Data excerpts:
--

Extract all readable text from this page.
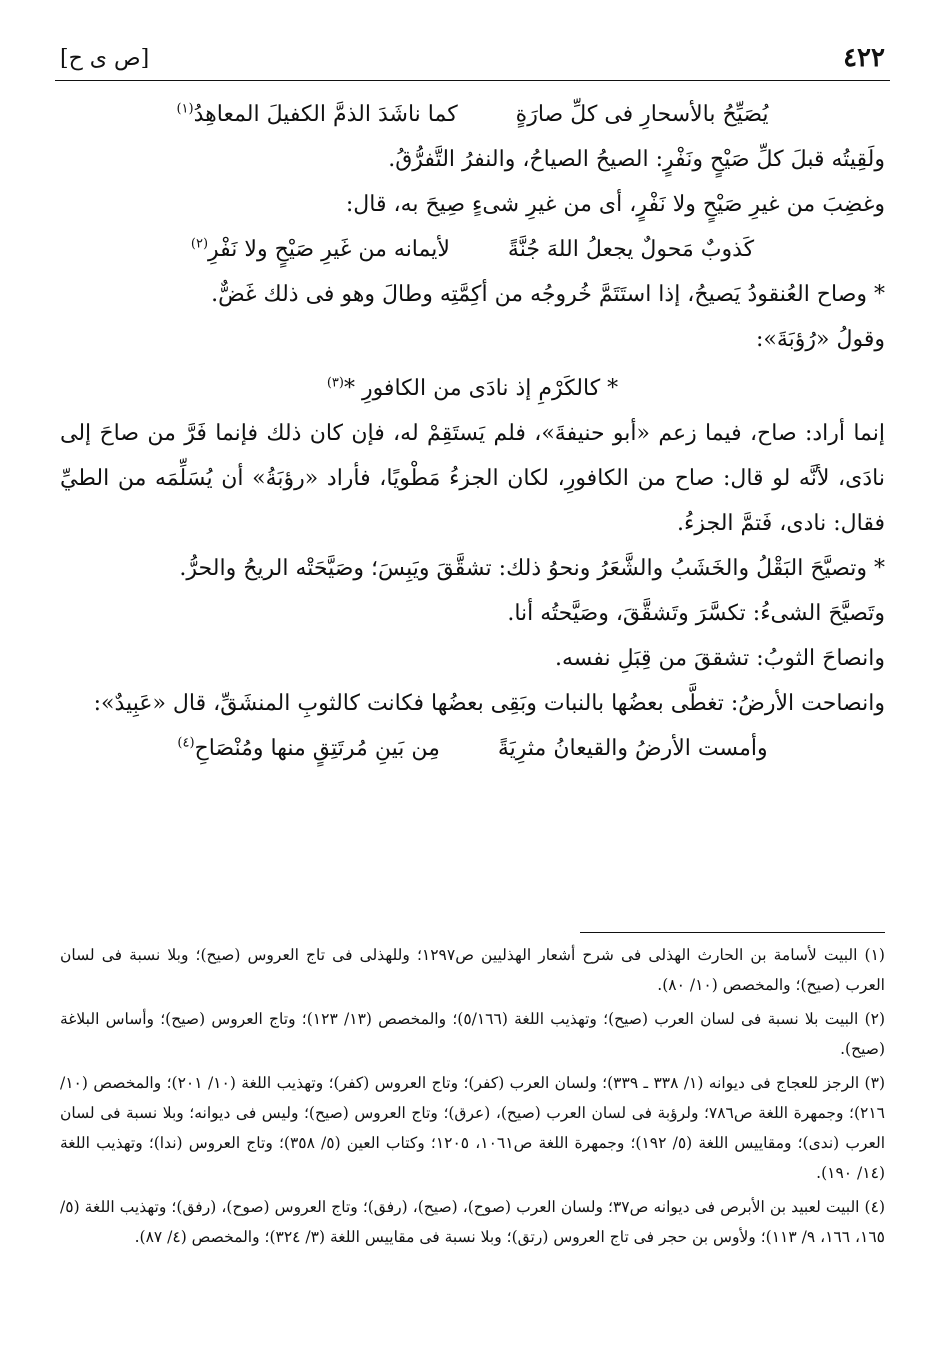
٤٢٢
[ص ى ح]
يُصَيِّحُ بالأسحارِ فى كلِّ صارَةٍ
كما ناشَدَ الذمَّ الكفيلَ المعاهِدُ$^{(١)}$
ولَقِيتُه قبلَ كلِّ صَيْحٍ ونَفْرٍ: الصيحُ الصياحُ، والنفرُ التَّفرُّقُ.
وغضِبَ من غيرِ صَيْحٍ ولا نَفْرٍ، أى من غيرِ شىءٍ صِيحَ به، قال:
كَذوبٌ مَحولٌ يجعلُ اللهَ جُنَّةً
لأيمانه من غَيرِ صَيْحٍ ولا نَفْرِ$^{(٢)}$
* وصاح العُنقودُ يَصيحُ، إذا استَتَمَّ خُروجُه من أكِمَّتِه وطالَ وهو فى ذلك غَضٌّ.
وقولُ «رُؤبَةَ»:
* كالكَرْمِ إذ نادَى من الكافورِ *$^{(٣)}$
إنما أراد: صاح، فيما زعم «أبو حنيفةَ»، فلم يَستَقِمْ له، فإن كان ذلك فإنما فَرَّ من صاحَ إلى نادَى، لأنَّه لو قال: صاح من الكافورِ، لكان الجزءُ مَطْويًا، فأراد «رؤبَةُ» أن يُسَلِّمَه من الطيِّ فقال: نادى، فَتمَّ الجزءُ.
* وتصيَّحَ البَقْلُ والخَشَبُ والشَّعَرُ ونحوُ ذلك: تشقَّقَ ويَبِسَ؛ وصَيَّحَتْه الريحُ والحرُّ.
وتَصيَّحَ الشىءُ: تكسَّرَ وتَشقَّقَ، وصَيَّحتُه أنا.
وانصاحَ الثوبُ: تشققَ من قِبَلِ نفسه.
وانصاحت الأرضُ: تغطَّى بعضُها بالنبات وبَقِى بعضُها فكانت كالثوبِ المنشَقِّ، قال «عَبِيدٌ»:
وأمست الأرضُ والقيعانُ مثرِيَةً
مِن بَينِ مُرتَتِقٍ منها ومُنْصَاحِ$^{(٤)}$
(١) البيت لأسامة بن الحارث الهذلى فى شرح أشعار الهذليين ص١٢٩٧؛ وللهذلى فى تاج العروس (صيح)؛ وبلا نسبة فى لسان العرب (صيح)؛ والمخصص (١٠/ ٨٠).
(٢) البيت بلا نسبة فى لسان العرب (صيح)؛ وتهذيب اللغة (٥/١٦٦)؛ والمخصص (١٣/ ١٢٣)؛ وتاج العروس (صيح)؛ وأساس البلاغة (صيح).
(٣) الرجز للعجاج فى ديوانه (١/ ٣٣٨ ـ ٣٣٩)؛ ولسان العرب (كفر)؛ وتاج العروس (كفر)؛ وتهذيب اللغة (١٠/ ٢٠١)؛ والمخصص (١٠/ ٢١٦)؛ وجمهرة اللغة ص٧٨٦؛ ولرؤبة فى لسان العرب (صيح)، (عرق)؛ وتاج العروس (صيح)؛ وليس فى ديوانه؛ وبلا نسبة فى لسان العرب (ندى)؛ ومقاييس اللغة (٥/ ١٩٢)؛ وجمهرة اللغة ص١٠٦١، ١٢٠٥؛ وكتاب العين (٥/ ٣٥٨)؛ وتاج العروس (ندا)؛ وتهذيب اللغة (١٤/ ١٩٠).
(٤) البيت لعبيد بن الأبرص فى ديوانه ص٣٧؛ ولسان العرب (صوح)، (صيح)، (رفق)؛ وتاج العروس (صوح)، (رفق)؛ وتهذيب اللغة (٥/ ١٦٥، ١٦٦، ٩/ ١١٣)؛ ولأوس بن حجر فى تاج العروس (رتق)؛ وبلا نسبة فى مقاييس اللغة (٣/ ٣٢٤)؛ والمخصص (٤/ ٨٧).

--

What to work on: Write out the listing above again, exactly, but with no pictures in the copy.

Solution to this exercise:
Extract all readable text from this page.
٤٢٢
[ص ى ح]
يُصَيِّحُ بالأسحارِ فى كلِّ صارَةٍ
كما ناشَدَ الذمَّ الكفيلَ المعاهِدُ$^{(١)}$
ولَقِيتُه قبلَ كلِّ صَيْحٍ ونَفْرٍ: الصيحُ الصياحُ، والنفرُ التَّفرُّقُ.
وغضِبَ من غيرِ صَيْحٍ ولا نَفْرٍ، أى من غيرِ شىءٍ صِيحَ به، قال:
كَذوبٌ مَحولٌ يجعلُ اللهَ جُنَّةً
لأيمانه من غَيرِ صَيْحٍ ولا نَفْرِ$^{(٢)}$
* وصاح العُنقودُ يَصيحُ، إذا استَتَمَّ خُروجُه من أكِمَّتِه وطالَ وهو فى ذلك غَضٌّ.
وقولُ «رُؤبَةَ»:
* كالكَرْمِ إذ نادَى من الكافورِ *$^{(٣)}$
إنما أراد: صاح، فيما زعم «أبو حنيفةَ»، فلم يَستَقِمْ له، فإن كان ذلك فإنما فَرَّ من صاحَ إلى نادَى، لأنَّه لو قال: صاح من الكافورِ، لكان الجزءُ مَطْويًا، فأراد «رؤبَةُ» أن يُسَلِّمَه من الطيِّ فقال: نادى، فَتمَّ الجزءُ.
* وتصيَّحَ البَقْلُ والخَشَبُ والشَّعَرُ ونحوُ ذلك: تشقَّقَ ويَبِسَ؛ وصَيَّحَتْه الريحُ والحرُّ.
وتَصيَّحَ الشىءُ: تكسَّرَ وتَشقَّقَ، وصَيَّحتُه أنا.
وانصاحَ الثوبُ: تشققَ من قِبَلِ نفسه.
وانصاحت الأرضُ: تغطَّى بعضُها بالنبات وبَقِى بعضُها فكانت كالثوبِ المنشَقِّ، قال «عَبِيدٌ»:
وأمست الأرضُ والقيعانُ مثرِيَةً
مِن بَينِ مُرتَتِقٍ منها ومُنْصَاحِ$^{(٤)}$
(١) البيت لأسامة بن الحارث الهذلى فى شرح أشعار الهذليين ص١٢٩٧؛ وللهذلى فى تاج العروس (صيح)؛ وبلا نسبة فى لسان العرب (صيح)؛ والمخصص (١٠/ ٨٠).
(٢) البيت بلا نسبة فى لسان العرب (صيح)؛ وتهذيب اللغة (٥/١٦٦)؛ والمخصص (١٣/ ١٢٣)؛ وتاج العروس (صيح)؛ وأساس البلاغة (صيح).
(٣) الرجز للعجاج فى ديوانه (١/ ٣٣٨ ـ ٣٣٩)؛ ولسان العرب (كفر)؛ وتاج العروس (كفر)؛ وتهذيب اللغة (١٠/ ٢٠١)؛ والمخصص (١٠/ ٢١٦)؛ وجمهرة اللغة ص٧٨٦؛ ولرؤبة فى لسان العرب (صيح)، (عرق)؛ وتاج العروس (صيح)؛ وليس فى ديوانه؛ وبلا نسبة فى لسان العرب (ندى)؛ ومقاييس اللغة (٥/ ١٩٢)؛ وجمهرة اللغة ص١٠٦١، ١٢٠٥؛ وكتاب العين (٥/ ٣٥٨)؛ وتاج العروس (ندا)؛ وتهذيب اللغة (١٤/ ١٩٠).
(٤) البيت لعبيد بن الأبرص فى ديوانه ص٣٧؛ ولسان العرب (صوح)، (صيح)، (رفق)؛ وتاج العروس (صوح)، (رفق)؛ وتهذيب اللغة (٥/ ١٦٥، ١٦٦، ٩/ ١١٣)؛ ولأوس بن حجر فى تاج العروس (رتق)؛ وبلا نسبة فى مقاييس اللغة (٣/ ٣٢٤)؛ والمخصص (٤/ ٨٧).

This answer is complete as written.